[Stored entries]
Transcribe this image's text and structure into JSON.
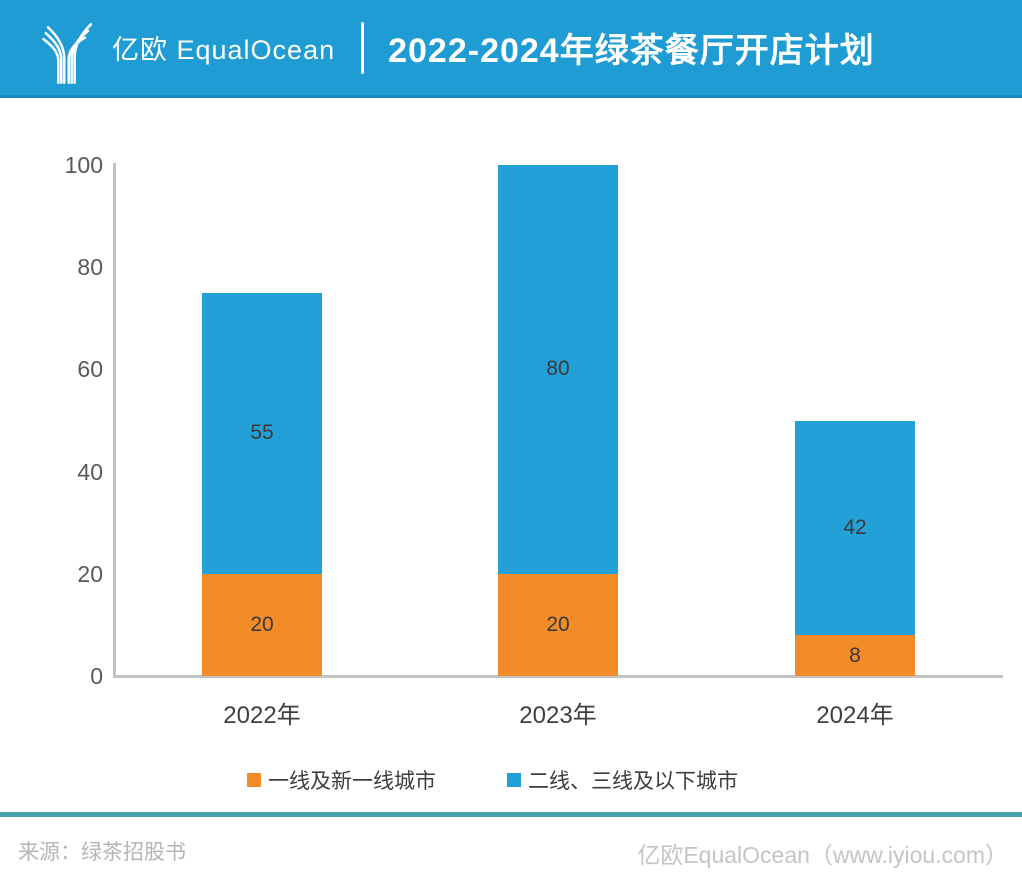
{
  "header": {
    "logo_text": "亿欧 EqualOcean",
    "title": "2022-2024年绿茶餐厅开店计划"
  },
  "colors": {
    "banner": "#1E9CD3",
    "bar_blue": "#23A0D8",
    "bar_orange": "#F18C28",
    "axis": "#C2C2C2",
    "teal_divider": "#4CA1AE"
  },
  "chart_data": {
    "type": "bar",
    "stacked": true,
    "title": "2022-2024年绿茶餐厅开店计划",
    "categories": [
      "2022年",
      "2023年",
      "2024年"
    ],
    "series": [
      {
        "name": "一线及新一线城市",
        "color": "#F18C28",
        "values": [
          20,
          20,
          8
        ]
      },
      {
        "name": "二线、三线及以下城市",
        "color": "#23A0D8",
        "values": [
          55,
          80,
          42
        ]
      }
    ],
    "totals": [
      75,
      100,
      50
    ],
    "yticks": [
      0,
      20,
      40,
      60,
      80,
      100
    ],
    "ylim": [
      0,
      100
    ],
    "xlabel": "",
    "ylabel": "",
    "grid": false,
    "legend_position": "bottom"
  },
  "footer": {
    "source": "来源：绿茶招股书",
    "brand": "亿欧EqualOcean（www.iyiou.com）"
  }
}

§ Written exercise
Leave the pictures out and copy the rest of the data exactly.

§ Answer
Transcribe this image's text and structure into JSON.
{
  "header": {
    "logo_text": "亿欧 EqualOcean",
    "title": "2022-2024年绿茶餐厅开店计划"
  },
  "colors": {
    "banner": "#1E9CD3",
    "bar_blue": "#23A0D8",
    "bar_orange": "#F18C28",
    "axis": "#C2C2C2",
    "teal_divider": "#4CA1AE"
  },
  "chart_data": {
    "type": "bar",
    "stacked": true,
    "title": "2022-2024年绿茶餐厅开店计划",
    "categories": [
      "2022年",
      "2023年",
      "2024年"
    ],
    "series": [
      {
        "name": "一线及新一线城市",
        "color": "#F18C28",
        "values": [
          20,
          20,
          8
        ]
      },
      {
        "name": "二线、三线及以下城市",
        "color": "#23A0D8",
        "values": [
          55,
          80,
          42
        ]
      }
    ],
    "totals": [
      75,
      100,
      50
    ],
    "yticks": [
      0,
      20,
      40,
      60,
      80,
      100
    ],
    "ylim": [
      0,
      100
    ],
    "xlabel": "",
    "ylabel": "",
    "grid": false,
    "legend_position": "bottom"
  },
  "footer": {
    "source": "来源：绿茶招股书",
    "brand": "亿欧EqualOcean（www.iyiou.com）"
  }
}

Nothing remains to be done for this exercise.